§ **RECORDS FOR THE TASK**:
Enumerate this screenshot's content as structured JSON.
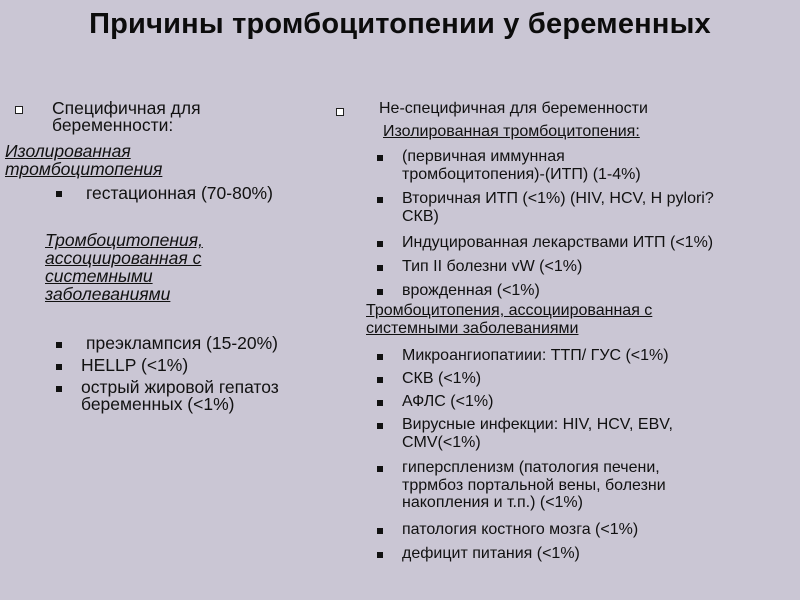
{
  "title": "Причины тромбоцитопении у беременных",
  "left": {
    "heading": "Специфичная для\nбеременности:",
    "group1_title": "Изолированная\nтромбоцитопения",
    "group1_items": [
      "гестационная (70-80%)"
    ],
    "group2_title": "Тромбоцитопения,\nассоциированная с\nсистемными\nзаболеваниями",
    "group2_items": [
      "преэклампсия (15-20%)",
      "HELLP (<1%)",
      "острый жировой гепатоз\nбеременных  (<1%)"
    ]
  },
  "right": {
    "heading": "Не-специфичная для беременности",
    "group1_title": "Изолированная тромбоцитопения:",
    "group1_items": [
      " (первичная иммунная\nтромбоцитопения)-(ИТП)   (1-4%)",
      "Вторичная ИТП (<1%) (HIV, HCV, H pylori?\nСКВ)",
      "Индуцированная лекарствами  ИТП  (<1%)",
      "Тип II  болезни vW (<1%)",
      "врожденная (<1%)"
    ],
    "group2_title": "Тромбоцитопения, ассоциированная с\nсистемными  заболеваниями",
    "group2_items": [
      "Микроангиопатиии: ТТП/ ГУС (<1%)",
      "СКВ (<1%)",
      "АФЛС (<1%)",
      "Вирусные инфекции: HIV, HCV, EBV,\nCMV(<1%)",
      " гиперспленизм (патология печени,\nтррмбоз портальной вены, болезни\nнакопления и т.п.) (<1%)",
      "патология костного мозга (<1%)",
      " дефицит питания (<1%)"
    ]
  }
}
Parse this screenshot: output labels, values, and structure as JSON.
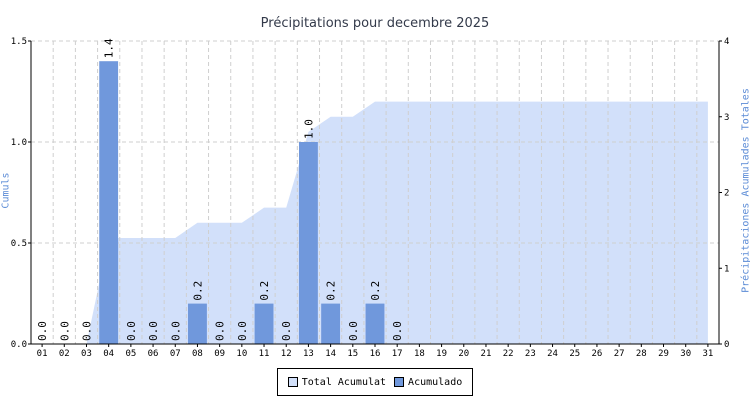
{
  "chart_data": {
    "type": "bar",
    "title": "Précipitations pour decembre 2025",
    "xlabel": "",
    "ylabel": "Cumuls",
    "y2label": "Précipitaciones Acumulades Totales",
    "categories": [
      "01",
      "02",
      "03",
      "04",
      "05",
      "06",
      "07",
      "08",
      "09",
      "10",
      "11",
      "12",
      "13",
      "14",
      "15",
      "16",
      "17",
      "18",
      "19",
      "20",
      "21",
      "22",
      "23",
      "24",
      "25",
      "26",
      "27",
      "28",
      "29",
      "30",
      "31"
    ],
    "ylim": [
      0,
      1.5
    ],
    "y2lim": [
      0,
      4
    ],
    "yticks": [
      "0.0",
      "0.5",
      "1.0",
      "1.5"
    ],
    "y2ticks": [
      "0",
      "1",
      "2",
      "3",
      "4"
    ],
    "grid": true,
    "legend": "bottom-center",
    "series": [
      {
        "name": "Acumulado",
        "type": "bar",
        "axis": "left",
        "color": "#7098dc",
        "values": [
          0.0,
          0.0,
          0.0,
          1.4,
          0.0,
          0.0,
          0.0,
          0.2,
          0.0,
          0.0,
          0.2,
          0.0,
          1.0,
          0.2,
          0.0,
          0.2,
          0.0,
          null,
          null,
          null,
          null,
          null,
          null,
          null,
          null,
          null,
          null,
          null,
          null,
          null,
          null
        ],
        "labels": [
          "0.0",
          "0.0",
          "0.0",
          "1.4",
          "0.0",
          "0.0",
          "0.0",
          "0.2",
          "0.0",
          "0.0",
          "0.2",
          "0.0",
          "1.0",
          "0.2",
          "0.0",
          "0.2",
          "0.0",
          "",
          "",
          "",
          "",
          "",
          "",
          "",
          "",
          "",
          "",
          "",
          "",
          "",
          ""
        ]
      },
      {
        "name": "Total Acumulat",
        "type": "area",
        "axis": "right",
        "color": "#d2e0fa",
        "values": [
          0.0,
          0.0,
          0.0,
          1.4,
          1.4,
          1.4,
          1.4,
          1.6,
          1.6,
          1.6,
          1.8,
          1.8,
          2.8,
          3.0,
          3.0,
          3.2,
          3.2,
          3.2,
          3.2,
          3.2,
          3.2,
          3.2,
          3.2,
          3.2,
          3.2,
          3.2,
          3.2,
          3.2,
          3.2,
          3.2,
          3.2
        ]
      }
    ]
  }
}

§ **WHAT IS ASKED**:
Scan the records above, count the lines with "this" in them, and give only the number.

§ **TASK RESPONSE**:
2